**EXERCISE INPUT**

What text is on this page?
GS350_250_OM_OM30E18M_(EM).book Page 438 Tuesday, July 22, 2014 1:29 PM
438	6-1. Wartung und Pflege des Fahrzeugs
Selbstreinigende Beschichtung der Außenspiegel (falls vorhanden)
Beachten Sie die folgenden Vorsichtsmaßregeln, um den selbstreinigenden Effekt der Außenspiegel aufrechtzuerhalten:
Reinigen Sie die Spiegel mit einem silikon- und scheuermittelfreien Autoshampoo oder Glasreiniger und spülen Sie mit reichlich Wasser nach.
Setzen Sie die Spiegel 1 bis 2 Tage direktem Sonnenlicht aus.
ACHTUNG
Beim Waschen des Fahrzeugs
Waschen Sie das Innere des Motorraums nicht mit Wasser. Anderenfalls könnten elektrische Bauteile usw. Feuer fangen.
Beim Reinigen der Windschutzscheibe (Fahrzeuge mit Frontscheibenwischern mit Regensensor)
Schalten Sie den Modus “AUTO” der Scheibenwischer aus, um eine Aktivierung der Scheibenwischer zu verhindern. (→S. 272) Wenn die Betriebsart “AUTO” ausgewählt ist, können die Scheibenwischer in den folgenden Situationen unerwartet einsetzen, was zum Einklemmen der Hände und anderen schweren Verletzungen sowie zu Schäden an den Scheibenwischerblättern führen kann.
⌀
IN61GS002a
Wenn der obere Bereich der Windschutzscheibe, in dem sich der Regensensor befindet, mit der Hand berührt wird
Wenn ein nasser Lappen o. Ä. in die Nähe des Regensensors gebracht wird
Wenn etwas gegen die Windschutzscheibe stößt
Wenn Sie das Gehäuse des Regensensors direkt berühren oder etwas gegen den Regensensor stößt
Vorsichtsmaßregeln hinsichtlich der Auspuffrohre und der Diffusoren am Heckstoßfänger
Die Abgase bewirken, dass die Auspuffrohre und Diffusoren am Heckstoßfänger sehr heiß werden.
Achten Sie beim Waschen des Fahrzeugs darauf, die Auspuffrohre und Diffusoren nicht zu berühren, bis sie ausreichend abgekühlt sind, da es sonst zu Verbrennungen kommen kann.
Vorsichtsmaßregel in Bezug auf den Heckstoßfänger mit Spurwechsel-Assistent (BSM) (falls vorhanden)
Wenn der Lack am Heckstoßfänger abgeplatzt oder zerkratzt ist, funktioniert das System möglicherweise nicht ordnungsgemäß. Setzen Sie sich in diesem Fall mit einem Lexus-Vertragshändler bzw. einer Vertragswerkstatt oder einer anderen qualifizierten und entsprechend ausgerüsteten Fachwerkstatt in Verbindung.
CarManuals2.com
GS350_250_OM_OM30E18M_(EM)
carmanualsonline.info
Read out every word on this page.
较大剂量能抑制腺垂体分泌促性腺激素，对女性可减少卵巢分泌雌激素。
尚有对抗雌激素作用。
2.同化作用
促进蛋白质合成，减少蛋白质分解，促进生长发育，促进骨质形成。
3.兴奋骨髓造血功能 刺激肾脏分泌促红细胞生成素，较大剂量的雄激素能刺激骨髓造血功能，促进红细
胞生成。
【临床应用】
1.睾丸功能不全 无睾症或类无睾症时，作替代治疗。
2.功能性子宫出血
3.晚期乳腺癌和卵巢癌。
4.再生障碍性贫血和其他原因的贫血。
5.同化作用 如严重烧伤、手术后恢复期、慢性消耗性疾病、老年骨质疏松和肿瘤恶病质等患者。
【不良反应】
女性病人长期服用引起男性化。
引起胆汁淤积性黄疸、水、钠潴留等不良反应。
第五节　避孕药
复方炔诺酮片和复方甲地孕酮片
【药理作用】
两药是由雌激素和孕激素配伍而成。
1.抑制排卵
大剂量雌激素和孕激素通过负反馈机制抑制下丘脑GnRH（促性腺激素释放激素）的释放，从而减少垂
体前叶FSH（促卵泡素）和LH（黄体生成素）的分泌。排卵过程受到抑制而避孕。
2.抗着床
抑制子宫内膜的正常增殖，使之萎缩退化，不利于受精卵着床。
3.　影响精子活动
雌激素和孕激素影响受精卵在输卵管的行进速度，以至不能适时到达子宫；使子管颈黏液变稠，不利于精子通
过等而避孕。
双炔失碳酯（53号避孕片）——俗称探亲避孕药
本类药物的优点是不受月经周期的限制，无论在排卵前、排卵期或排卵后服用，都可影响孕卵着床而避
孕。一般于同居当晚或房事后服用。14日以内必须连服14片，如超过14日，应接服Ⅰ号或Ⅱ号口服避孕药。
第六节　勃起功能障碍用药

**STATED GOAL**
Retype the records in full. Keep every line identical to the original.

**WRITTEN RESPONSE**
What text is on this page?
GS350_250_OM_OM30E18M_(EM).book Page 438 Tuesday, July 22, 2014 1:29 PM
438	6-1. Wartung und Pflege des Fahrzeugs
Selbstreinigende Beschichtung der Außenspiegel (falls vorhanden)
Beachten Sie die folgenden Vorsichtsmaßregeln, um den selbstreinigenden Effekt der Außenspiegel aufrechtzuerhalten:
Reinigen Sie die Spiegel mit einem silikon- und scheuermittelfreien Autoshampoo oder Glasreiniger und spülen Sie mit reichlich Wasser nach.
Setzen Sie die Spiegel 1 bis 2 Tage direktem Sonnenlicht aus.
ACHTUNG
Beim Waschen des Fahrzeugs
Waschen Sie das Innere des Motorraums nicht mit Wasser. Anderenfalls könnten elektrische Bauteile usw. Feuer fangen.
Beim Reinigen der Windschutzscheibe (Fahrzeuge mit Frontscheibenwischern mit Regensensor)
Schalten Sie den Modus “AUTO” der Scheibenwischer aus, um eine Aktivierung der Scheibenwischer zu verhindern. (→S. 272) Wenn die Betriebsart “AUTO” ausgewählt ist, können die Scheibenwischer in den folgenden Situationen unerwartet einsetzen, was zum Einklemmen der Hände und anderen schweren Verletzungen sowie zu Schäden an den Scheibenwischerblättern führen kann.
⌀
IN61GS002a
Wenn der obere Bereich der Windschutzscheibe, in dem sich der Regensensor befindet, mit der Hand berührt wird
Wenn ein nasser Lappen o. Ä. in die Nähe des Regensensors gebracht wird
Wenn etwas gegen die Windschutzscheibe stößt
Wenn Sie das Gehäuse des Regensensors direkt berühren oder etwas gegen den Regensensor stößt
Vorsichtsmaßregeln hinsichtlich der Auspuffrohre und der Diffusoren am Heckstoßfänger
Die Abgase bewirken, dass die Auspuffrohre und Diffusoren am Heckstoßfänger sehr heiß werden.
Achten Sie beim Waschen des Fahrzeugs darauf, die Auspuffrohre und Diffusoren nicht zu berühren, bis sie ausreichend abgekühlt sind, da es sonst zu Verbrennungen kommen kann.
Vorsichtsmaßregel in Bezug auf den Heckstoßfänger mit Spurwechsel-Assistent (BSM) (falls vorhanden)
Wenn der Lack am Heckstoßfänger abgeplatzt oder zerkratzt ist, funktioniert das System möglicherweise nicht ordnungsgemäß. Setzen Sie sich in diesem Fall mit einem Lexus-Vertragshändler bzw. einer Vertragswerkstatt oder einer anderen qualifizierten und entsprechend ausgerüsteten Fachwerkstatt in Verbindung.
CarManuals2.com
GS350_250_OM_OM30E18M_(EM)
carmanualsonline.info
Read out every word on this page.
较大剂量能抑制腺垂体分泌促性腺激素，对女性可减少卵巢分泌雌激素。
尚有对抗雌激素作用。
2.同化作用
促进蛋白质合成，减少蛋白质分解，促进生长发育，促进骨质形成。
3.兴奋骨髓造血功能 刺激肾脏分泌促红细胞生成素，较大剂量的雄激素能刺激骨髓造血功能，促进红细
胞生成。
【临床应用】
1.睾丸功能不全 无睾症或类无睾症时，作替代治疗。
2.功能性子宫出血
3.晚期乳腺癌和卵巢癌。
4.再生障碍性贫血和其他原因的贫血。
5.同化作用 如严重烧伤、手术后恢复期、慢性消耗性疾病、老年骨质疏松和肿瘤恶病质等患者。
【不良反应】
女性病人长期服用引起男性化。
引起胆汁淤积性黄疸、水、钠潴留等不良反应。
第五节　避孕药
复方炔诺酮片和复方甲地孕酮片
【药理作用】
两药是由雌激素和孕激素配伍而成。
1.抑制排卵
大剂量雌激素和孕激素通过负反馈机制抑制下丘脑GnRH（促性腺激素释放激素）的释放，从而减少垂
体前叶FSH（促卵泡素）和LH（黄体生成素）的分泌。排卵过程受到抑制而避孕。
2.抗着床
抑制子宫内膜的正常增殖，使之萎缩退化，不利于受精卵着床。
3.　影响精子活动
雌激素和孕激素影响受精卵在输卵管的行进速度，以至不能适时到达子宫；使子管颈黏液变稠，不利于精子通
过等而避孕。
双炔失碳酯（53号避孕片）——俗称探亲避孕药
本类药物的优点是不受月经周期的限制，无论在排卵前、排卵期或排卵后服用，都可影响孕卵着床而避
孕。一般于同居当晚或房事后服用。14日以内必须连服14片，如超过14日，应接服Ⅰ号或Ⅱ号口服避孕药。
第六节　勃起功能障碍用药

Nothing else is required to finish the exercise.